Records from a data source
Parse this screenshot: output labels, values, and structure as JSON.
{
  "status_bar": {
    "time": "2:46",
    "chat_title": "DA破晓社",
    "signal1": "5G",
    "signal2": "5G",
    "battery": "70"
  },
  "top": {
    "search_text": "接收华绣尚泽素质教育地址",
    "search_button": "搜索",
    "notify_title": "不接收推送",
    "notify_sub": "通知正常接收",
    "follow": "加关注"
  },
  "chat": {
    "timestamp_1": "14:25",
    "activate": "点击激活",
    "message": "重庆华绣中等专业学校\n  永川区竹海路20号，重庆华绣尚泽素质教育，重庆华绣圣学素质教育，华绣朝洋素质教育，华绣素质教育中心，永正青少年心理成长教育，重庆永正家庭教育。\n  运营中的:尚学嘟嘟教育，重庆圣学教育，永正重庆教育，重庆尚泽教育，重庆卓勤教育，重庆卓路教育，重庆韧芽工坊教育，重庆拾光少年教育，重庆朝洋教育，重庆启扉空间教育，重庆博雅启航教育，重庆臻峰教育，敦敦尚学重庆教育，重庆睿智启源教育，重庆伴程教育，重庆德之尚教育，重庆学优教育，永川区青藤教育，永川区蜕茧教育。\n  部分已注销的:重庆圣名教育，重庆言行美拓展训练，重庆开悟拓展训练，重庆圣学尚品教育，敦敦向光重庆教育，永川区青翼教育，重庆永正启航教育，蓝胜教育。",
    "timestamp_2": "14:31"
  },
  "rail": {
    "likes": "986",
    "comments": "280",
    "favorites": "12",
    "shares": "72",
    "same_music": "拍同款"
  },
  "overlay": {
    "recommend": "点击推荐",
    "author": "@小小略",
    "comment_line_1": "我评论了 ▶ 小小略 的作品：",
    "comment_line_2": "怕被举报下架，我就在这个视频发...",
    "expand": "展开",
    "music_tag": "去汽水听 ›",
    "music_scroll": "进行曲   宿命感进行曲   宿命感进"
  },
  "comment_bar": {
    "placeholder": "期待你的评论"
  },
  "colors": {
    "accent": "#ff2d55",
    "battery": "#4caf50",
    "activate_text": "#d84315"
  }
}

REQUIREMENT
Copy out each line exactly.

THE ANSWER
Parse this screenshot: output labels, values, and structure as JSON.
{
  "status_bar": {
    "time": "2:46",
    "chat_title": "DA破晓社",
    "signal1": "5G",
    "signal2": "5G",
    "battery": "70"
  },
  "top": {
    "search_text": "接收华绣尚泽素质教育地址",
    "search_button": "搜索",
    "notify_title": "不接收推送",
    "notify_sub": "通知正常接收",
    "follow": "加关注"
  },
  "chat": {
    "timestamp_1": "14:25",
    "activate": "点击激活",
    "message": "重庆华绣中等专业学校\n  永川区竹海路20号，重庆华绣尚泽素质教育，重庆华绣圣学素质教育，华绣朝洋素质教育，华绣素质教育中心，永正青少年心理成长教育，重庆永正家庭教育。\n  运营中的:尚学嘟嘟教育，重庆圣学教育，永正重庆教育，重庆尚泽教育，重庆卓勤教育，重庆卓路教育，重庆韧芽工坊教育，重庆拾光少年教育，重庆朝洋教育，重庆启扉空间教育，重庆博雅启航教育，重庆臻峰教育，敦敦尚学重庆教育，重庆睿智启源教育，重庆伴程教育，重庆德之尚教育，重庆学优教育，永川区青藤教育，永川区蜕茧教育。\n  部分已注销的:重庆圣名教育，重庆言行美拓展训练，重庆开悟拓展训练，重庆圣学尚品教育，敦敦向光重庆教育，永川区青翼教育，重庆永正启航教育，蓝胜教育。",
    "timestamp_2": "14:31"
  },
  "rail": {
    "likes": "986",
    "comments": "280",
    "favorites": "12",
    "shares": "72",
    "same_music": "拍同款"
  },
  "overlay": {
    "recommend": "点击推荐",
    "author": "@小小略",
    "comment_line_1": "我评论了 ▶ 小小略 的作品：",
    "comment_line_2": "怕被举报下架，我就在这个视频发...",
    "expand": "展开",
    "music_tag": "去汽水听 ›",
    "music_scroll": "进行曲   宿命感进行曲   宿命感进"
  },
  "comment_bar": {
    "placeholder": "期待你的评论"
  },
  "colors": {
    "accent": "#ff2d55",
    "battery": "#4caf50",
    "activate_text": "#d84315"
  }
}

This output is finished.